--- Start Records for this exercise ---

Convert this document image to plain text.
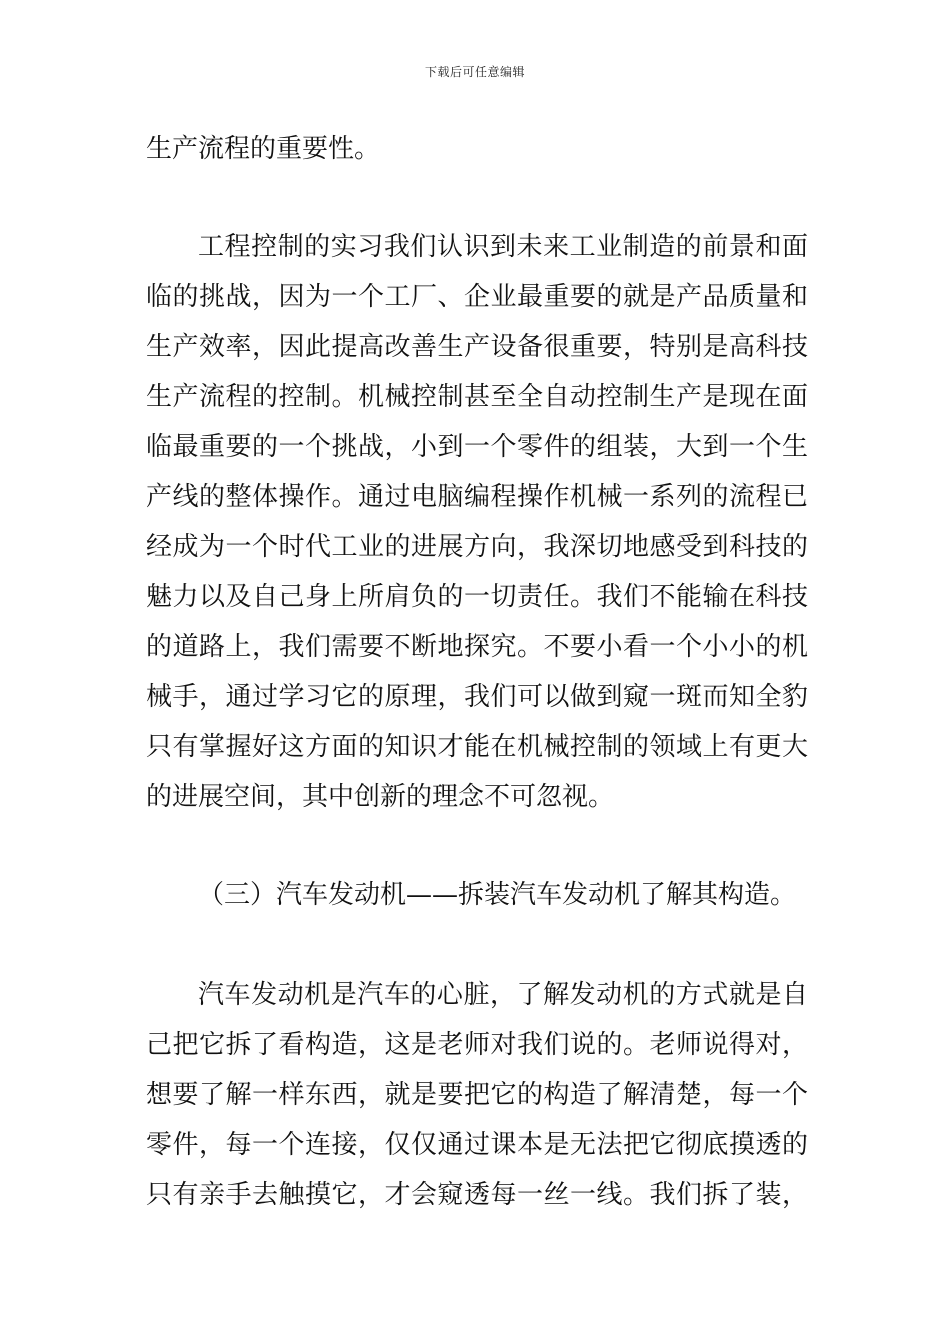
下载后可任意编辑
生产流程的重要性。
工程控制的实习我们认识到未来工业制造的前景和面
临的挑战，因为一个工厂、企业最重要的就是产品质量和
生产效率，因此提高改善生产设备很重要，特别是高科技
生产流程的控制。机械控制甚至全自动控制生产是现在面
临最重要的一个挑战，小到一个零件的组装，大到一个生
产线的整体操作。通过电脑编程操作机械一系列的流程已
经成为一个时代工业的进展方向，我深切地感受到科技的
魅力以及自己身上所肩负的一切责任。我们不能输在科技
的道路上，我们需要不断地探究。不要小看一个小小的机
械手，通过学习它的原理，我们可以做到窥一斑而知全豹
只有掌握好这方面的知识才能在机械控制的领域上有更大
的进展空间，其中创新的理念不可忽视。
（三）汽车发动机——拆装汽车发动机了解其构造。
汽车发动机是汽车的心脏，了解发动机的方式就是自
己把它拆了看构造，这是老师对我们说的。老师说得对，
想要了解一样东西，就是要把它的构造了解清楚，每一个
零件，每一个连接，仅仅通过课本是无法把它彻底摸透的
只有亲手去触摸它，才会窥透每一丝一线。我们拆了装，
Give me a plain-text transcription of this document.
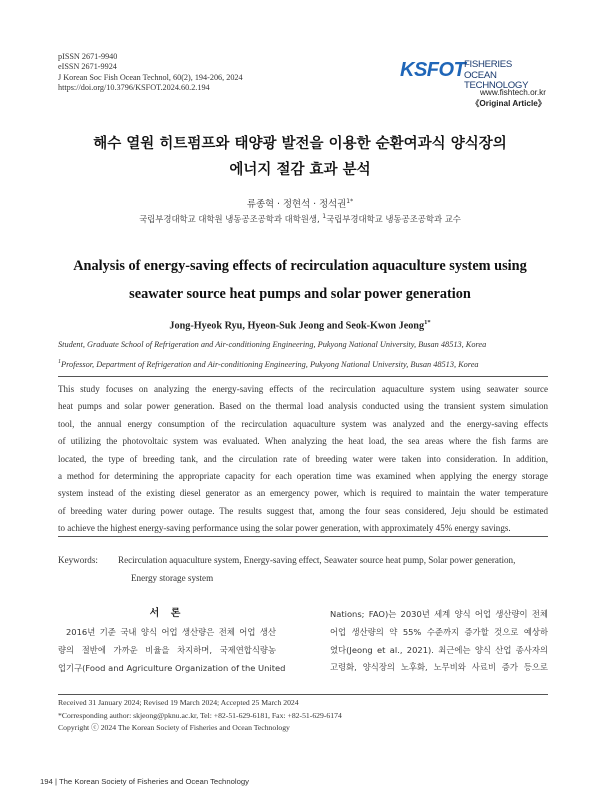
pISSN 2671-9940
eISSN 2671-9924
J Korean Soc Fish Ocean Technol, 60(2), 194-206, 2024
https://doi.org/10.3796/KSFOT.2024.60.2.194
KSFOT
FISHERIES OCEAN
TECHNOLOGY
www.fishtech.or.kr
《Original Article》
해수 열원 히트펌프와 태양광 발전을 이용한 순환여과식 양식장의
에너지 절감 효과 분석
류종혁 · 정현석 · 정석권$^{1*}$
국립부경대학교 대학원 냉동공조공학과 대학원생, $^1$국립부경대학교 냉동공조공학과 교수
Analysis of energy-saving effects of recirculation aquaculture system using
seawater source heat pumps and solar power generation
Jong-Hyeok Ryu, Hyeon-Suk Jeong and Seok-Kwon Jeong$^{1*}$
Student, Graduate School of Refrigeration and Air-conditioning Engineering, Pukyong National University, Busan 48513, Korea
$^1$Professor, Department of Refrigeration and Air-conditioning Engineering, Pukyong National University, Busan 48513, Korea
This study focuses on analyzing the energy-saving effects of the recirculation aquaculture system using seawater source
heat pumps and solar power generation. Based on the thermal load analysis conducted using the transient system simulation
tool, the annual energy consumption of the recirculation aquaculture system was analyzed and the energy-saving effects
of utilizing the photovoltaic system was evaluated. When analyzing the heat load, the sea areas where the fish farms are
located, the type of breeding tank, and the circulation rate of breeding water were taken into consideration. In addition,
a method for determining the appropriate capacity for each operation time was examined when applying the energy storage
system instead of the existing diesel generator as an emergency power, which is required to maintain the water temperature
of breeding water during power outage. The results suggest that, among the four seas considered, Jeju should be estimated
to achieve the highest energy-saving performance using the solar power generation, with approximately 45% energy savings.
Keywords: Recirculation aquaculture system, Energy-saving effect, Seawater source heat pump, Solar power generation,
Energy storage system
서 론
2016년 기준 국내 양식 어업 생산량은 전체 어업 생산
량의 절반에 가까운 비율을 차지하며, 국제연합식량농
업기구(Food and Agriculture Organization of the United
Nations; FAO)는 2030년 세계 양식 어업 생산량이 전체
어업 생산량의 약 55% 수준까지 증가할 것으로 예상하
였다(Jeong et al., 2021). 최근에는 양식 산업 종사자의
고령화, 양식장의 노후화, 노무비와 사료비 증가 등으로
Received 31 January 2024; Revised 19 March 2024; Accepted 25 March 2024
*Corresponding author: skjeong@pknu.ac.kr, Tel: +82-51-629-6181, Fax: +82-51-629-6174
Copyright ⓒ 2024 The Korean Society of Fisheries and Ocean Technology
194 | The Korean Society of Fisheries and Ocean Technology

--- End Records for this exercise ---

Exercise description: Quote the listing above in full, except for the pictures.

Task output:
Convert this document image to plain text.
下载后可任意编辑
生产流程的重要性。
工程控制的实习我们认识到未来工业制造的前景和面
临的挑战，因为一个工厂、企业最重要的就是产品质量和
生产效率，因此提高改善生产设备很重要，特别是高科技
生产流程的控制。机械控制甚至全自动控制生产是现在面
临最重要的一个挑战，小到一个零件的组装，大到一个生
产线的整体操作。通过电脑编程操作机械一系列的流程已
经成为一个时代工业的进展方向，我深切地感受到科技的
魅力以及自己身上所肩负的一切责任。我们不能输在科技
的道路上，我们需要不断地探究。不要小看一个小小的机
械手，通过学习它的原理，我们可以做到窥一斑而知全豹
只有掌握好这方面的知识才能在机械控制的领域上有更大
的进展空间，其中创新的理念不可忽视。
（三）汽车发动机——拆装汽车发动机了解其构造。
汽车发动机是汽车的心脏，了解发动机的方式就是自
己把它拆了看构造，这是老师对我们说的。老师说得对，
想要了解一样东西，就是要把它的构造了解清楚，每一个
零件，每一个连接，仅仅通过课本是无法把它彻底摸透的
只有亲手去触摸它，才会窥透每一丝一线。我们拆了装，
Give me a plain-text transcription of this document.
pISSN 2671-9940
eISSN 2671-9924
J Korean Soc Fish Ocean Technol, 60(2), 194-206, 2024
https://doi.org/10.3796/KSFOT.2024.60.2.194
KSFOT
FISHERIES OCEAN
TECHNOLOGY
www.fishtech.or.kr
《Original Article》
해수 열원 히트펌프와 태양광 발전을 이용한 순환여과식 양식장의
에너지 절감 효과 분석
류종혁 · 정현석 · 정석권$^{1*}$
국립부경대학교 대학원 냉동공조공학과 대학원생, $^1$국립부경대학교 냉동공조공학과 교수
Analysis of energy-saving effects of recirculation aquaculture system using
seawater source heat pumps and solar power generation
Jong-Hyeok Ryu, Hyeon-Suk Jeong and Seok-Kwon Jeong$^{1*}$
Student, Graduate School of Refrigeration and Air-conditioning Engineering, Pukyong National University, Busan 48513, Korea
$^1$Professor, Department of Refrigeration and Air-conditioning Engineering, Pukyong National University, Busan 48513, Korea
This study focuses on analyzing the energy-saving effects of the recirculation aquaculture system using seawater source
heat pumps and solar power generation. Based on the thermal load analysis conducted using the transient system simulation
tool, the annual energy consumption of the recirculation aquaculture system was analyzed and the energy-saving effects
of utilizing the photovoltaic system was evaluated. When analyzing the heat load, the sea areas where the fish farms are
located, the type of breeding tank, and the circulation rate of breeding water were taken into consideration. In addition,
a method for determining the appropriate capacity for each operation time was examined when applying the energy storage
system instead of the existing diesel generator as an emergency power, which is required to maintain the water temperature
of breeding water during power outage. The results suggest that, among the four seas considered, Jeju should be estimated
to achieve the highest energy-saving performance using the solar power generation, with approximately 45% energy savings.
Keywords: Recirculation aquaculture system, Energy-saving effect, Seawater source heat pump, Solar power generation,
Energy storage system
서 론
2016년 기준 국내 양식 어업 생산량은 전체 어업 생산
량의 절반에 가까운 비율을 차지하며, 국제연합식량농
업기구(Food and Agriculture Organization of the United
Nations; FAO)는 2030년 세계 양식 어업 생산량이 전체
어업 생산량의 약 55% 수준까지 증가할 것으로 예상하
였다(Jeong et al., 2021). 최근에는 양식 산업 종사자의
고령화, 양식장의 노후화, 노무비와 사료비 증가 등으로
Received 31 January 2024; Revised 19 March 2024; Accepted 25 March 2024
*Corresponding author: skjeong@pknu.ac.kr, Tel: +82-51-629-6181, Fax: +82-51-629-6174
Copyright ⓒ 2024 The Korean Society of Fisheries and Ocean Technology
194 | The Korean Society of Fisheries and Ocean Technology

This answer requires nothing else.